▸ **EXERCISE OBJECTIVE**: Leave out the pictures and copy each record below exactly.

BEGIN INPUT RECORDS

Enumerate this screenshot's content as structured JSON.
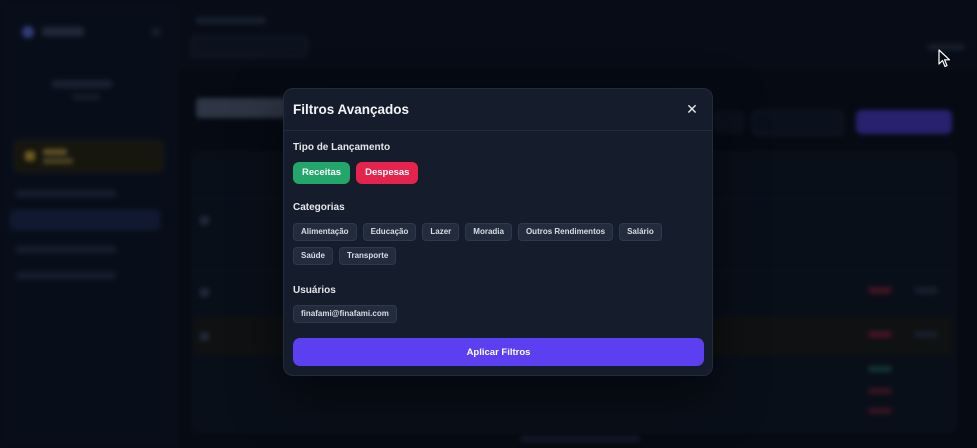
{
  "modal": {
    "title": "Filtros Avançados",
    "close_icon": "close-icon",
    "sections": {
      "type_label": "Tipo de Lançamento",
      "categories_label": "Categorias",
      "users_label": "Usuários"
    },
    "types": [
      {
        "label": "Receitas",
        "color": "#22a66a"
      },
      {
        "label": "Despesas",
        "color": "#e5244e"
      }
    ],
    "categories": [
      "Alimentação",
      "Educação",
      "Lazer",
      "Moradia",
      "Outros Rendimentos",
      "Salário",
      "Saúde",
      "Transporte"
    ],
    "users": [
      "finafami@finafami.com"
    ],
    "apply_label": "Aplicar Filtros",
    "accent_color": "#5b3ff0"
  }
}
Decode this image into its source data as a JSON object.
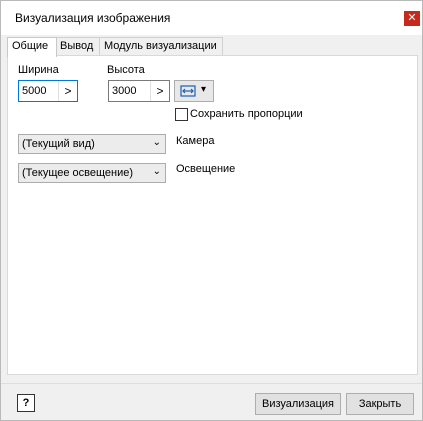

END INPUT RECORDS

▸ **RESPONSE TO THIS TASK**:
Enumerate this screenshot's content as structured JSON.
{
  "modal": {
    "title": "Filtros Avançados",
    "close_icon": "close-icon",
    "sections": {
      "type_label": "Tipo de Lançamento",
      "categories_label": "Categorias",
      "users_label": "Usuários"
    },
    "types": [
      {
        "label": "Receitas",
        "color": "#22a66a"
      },
      {
        "label": "Despesas",
        "color": "#e5244e"
      }
    ],
    "categories": [
      "Alimentação",
      "Educação",
      "Lazer",
      "Moradia",
      "Outros Rendimentos",
      "Salário",
      "Saúde",
      "Transporte"
    ],
    "users": [
      "finafami@finafami.com"
    ],
    "apply_label": "Aplicar Filtros",
    "accent_color": "#5b3ff0"
  }
}
Decode this image into its source data as a JSON object.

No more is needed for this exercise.